[Source records]
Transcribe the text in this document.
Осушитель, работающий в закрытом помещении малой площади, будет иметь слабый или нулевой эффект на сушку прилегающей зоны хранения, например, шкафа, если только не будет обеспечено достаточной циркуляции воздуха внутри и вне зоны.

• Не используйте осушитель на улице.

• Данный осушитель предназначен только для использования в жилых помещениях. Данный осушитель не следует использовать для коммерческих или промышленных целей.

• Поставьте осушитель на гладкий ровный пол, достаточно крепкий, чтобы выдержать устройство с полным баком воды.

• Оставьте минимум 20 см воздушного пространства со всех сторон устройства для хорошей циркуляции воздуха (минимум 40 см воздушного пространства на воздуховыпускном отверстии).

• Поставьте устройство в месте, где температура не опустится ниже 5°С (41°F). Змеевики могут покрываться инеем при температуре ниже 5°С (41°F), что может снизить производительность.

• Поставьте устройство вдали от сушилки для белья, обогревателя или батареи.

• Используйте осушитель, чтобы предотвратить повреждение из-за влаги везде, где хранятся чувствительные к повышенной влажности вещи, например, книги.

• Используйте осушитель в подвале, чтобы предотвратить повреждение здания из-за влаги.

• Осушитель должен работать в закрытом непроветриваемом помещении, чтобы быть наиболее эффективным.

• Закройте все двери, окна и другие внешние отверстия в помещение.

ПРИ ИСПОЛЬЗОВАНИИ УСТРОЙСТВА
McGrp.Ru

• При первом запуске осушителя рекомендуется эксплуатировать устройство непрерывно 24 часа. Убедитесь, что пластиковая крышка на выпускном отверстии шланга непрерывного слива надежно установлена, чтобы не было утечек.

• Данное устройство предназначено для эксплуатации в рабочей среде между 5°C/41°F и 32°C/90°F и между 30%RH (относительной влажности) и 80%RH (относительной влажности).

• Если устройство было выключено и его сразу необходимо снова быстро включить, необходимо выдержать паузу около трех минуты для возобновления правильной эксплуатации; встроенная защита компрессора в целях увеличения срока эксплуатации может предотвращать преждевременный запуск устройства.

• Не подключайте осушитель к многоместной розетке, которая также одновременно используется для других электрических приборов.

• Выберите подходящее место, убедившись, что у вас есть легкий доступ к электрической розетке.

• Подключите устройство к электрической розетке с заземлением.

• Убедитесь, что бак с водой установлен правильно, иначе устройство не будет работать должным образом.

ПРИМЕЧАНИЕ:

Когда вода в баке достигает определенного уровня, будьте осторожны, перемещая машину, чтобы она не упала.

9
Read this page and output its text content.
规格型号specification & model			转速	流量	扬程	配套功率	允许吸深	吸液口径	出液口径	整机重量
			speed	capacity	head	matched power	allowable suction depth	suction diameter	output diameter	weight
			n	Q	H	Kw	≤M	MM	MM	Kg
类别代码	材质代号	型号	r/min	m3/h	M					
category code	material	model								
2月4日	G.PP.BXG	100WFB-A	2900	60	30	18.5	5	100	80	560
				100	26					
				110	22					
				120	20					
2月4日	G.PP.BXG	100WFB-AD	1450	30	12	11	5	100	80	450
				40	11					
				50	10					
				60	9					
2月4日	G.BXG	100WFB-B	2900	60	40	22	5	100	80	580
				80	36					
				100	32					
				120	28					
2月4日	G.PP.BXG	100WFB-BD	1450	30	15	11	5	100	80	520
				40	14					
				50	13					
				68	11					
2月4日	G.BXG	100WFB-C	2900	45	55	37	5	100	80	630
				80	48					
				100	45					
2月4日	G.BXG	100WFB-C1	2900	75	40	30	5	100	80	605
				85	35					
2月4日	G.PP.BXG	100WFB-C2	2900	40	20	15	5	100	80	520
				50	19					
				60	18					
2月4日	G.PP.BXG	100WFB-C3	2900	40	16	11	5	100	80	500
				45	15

* [Requirement]: Write down every line of the data exactly as it appears above.

* [Answer in full]:
Transcribe the text in this document.
Осушитель, работающий в закрытом помещении малой площади, будет иметь слабый или нулевой эффект на сушку прилегающей зоны хранения, например, шкафа, если только не будет обеспечено достаточной циркуляции воздуха внутри и вне зоны.

• Не используйте осушитель на улице.

• Данный осушитель предназначен только для использования в жилых помещениях. Данный осушитель не следует использовать для коммерческих или промышленных целей.

• Поставьте осушитель на гладкий ровный пол, достаточно крепкий, чтобы выдержать устройство с полным баком воды.

• Оставьте минимум 20 см воздушного пространства со всех сторон устройства для хорошей циркуляции воздуха (минимум 40 см воздушного пространства на воздуховыпускном отверстии).

• Поставьте устройство в месте, где температура не опустится ниже 5°С (41°F). Змеевики могут покрываться инеем при температуре ниже 5°С (41°F), что может снизить производительность.

• Поставьте устройство вдали от сушилки для белья, обогревателя или батареи.

• Используйте осушитель, чтобы предотвратить повреждение из-за влаги везде, где хранятся чувствительные к повышенной влажности вещи, например, книги.

• Используйте осушитель в подвале, чтобы предотвратить повреждение здания из-за влаги.

• Осушитель должен работать в закрытом непроветриваемом помещении, чтобы быть наиболее эффективным.

• Закройте все двери, окна и другие внешние отверстия в помещение.

ПРИ ИСПОЛЬЗОВАНИИ УСТРОЙСТВА
McGrp.Ru

• При первом запуске осушителя рекомендуется эксплуатировать устройство непрерывно 24 часа. Убедитесь, что пластиковая крышка на выпускном отверстии шланга непрерывного слива надежно установлена, чтобы не было утечек.

• Данное устройство предназначено для эксплуатации в рабочей среде между 5°C/41°F и 32°C/90°F и между 30%RH (относительной влажности) и 80%RH (относительной влажности).

• Если устройство было выключено и его сразу необходимо снова быстро включить, необходимо выдержать паузу около трех минуты для возобновления правильной эксплуатации; встроенная защита компрессора в целях увеличения срока эксплуатации может предотвращать преждевременный запуск устройства.

• Не подключайте осушитель к многоместной розетке, которая также одновременно используется для других электрических приборов.

• Выберите подходящее место, убедившись, что у вас есть легкий доступ к электрической розетке.

• Подключите устройство к электрической розетке с заземлением.

• Убедитесь, что бак с водой установлен правильно, иначе устройство не будет работать должным образом.

ПРИМЕЧАНИЕ:

Когда вода в баке достигает определенного уровня, будьте осторожны, перемещая машину, чтобы она не упала.

9
Read this page and output its text content.
规格型号specification & model			转速	流量	扬程	配套功率	允许吸深	吸液口径	出液口径	整机重量
			speed	capacity	head	matched power	allowable suction depth	suction diameter	output diameter	weight
			n	Q	H	Kw	≤M	MM	MM	Kg
类别代码	材质代号	型号	r/min	m3/h	M					
category code	material	model								
2月4日	G.PP.BXG	100WFB-A	2900	60	30	18.5	5	100	80	560
				100	26					
				110	22					
				120	20					
2月4日	G.PP.BXG	100WFB-AD	1450	30	12	11	5	100	80	450
				40	11					
				50	10					
				60	9					
2月4日	G.BXG	100WFB-B	2900	60	40	22	5	100	80	580
				80	36					
				100	32					
				120	28					
2月4日	G.PP.BXG	100WFB-BD	1450	30	15	11	5	100	80	520
				40	14					
				50	13					
				68	11					
2月4日	G.BXG	100WFB-C	2900	45	55	37	5	100	80	630
				80	48					
				100	45					
2月4日	G.BXG	100WFB-C1	2900	75	40	30	5	100	80	605
				85	35					
2月4日	G.PP.BXG	100WFB-C2	2900	40	20	15	5	100	80	520
				50	19					
				60	18					
2月4日	G.PP.BXG	100WFB-C3	2900	40	16	11	5	100	80	500
				45	15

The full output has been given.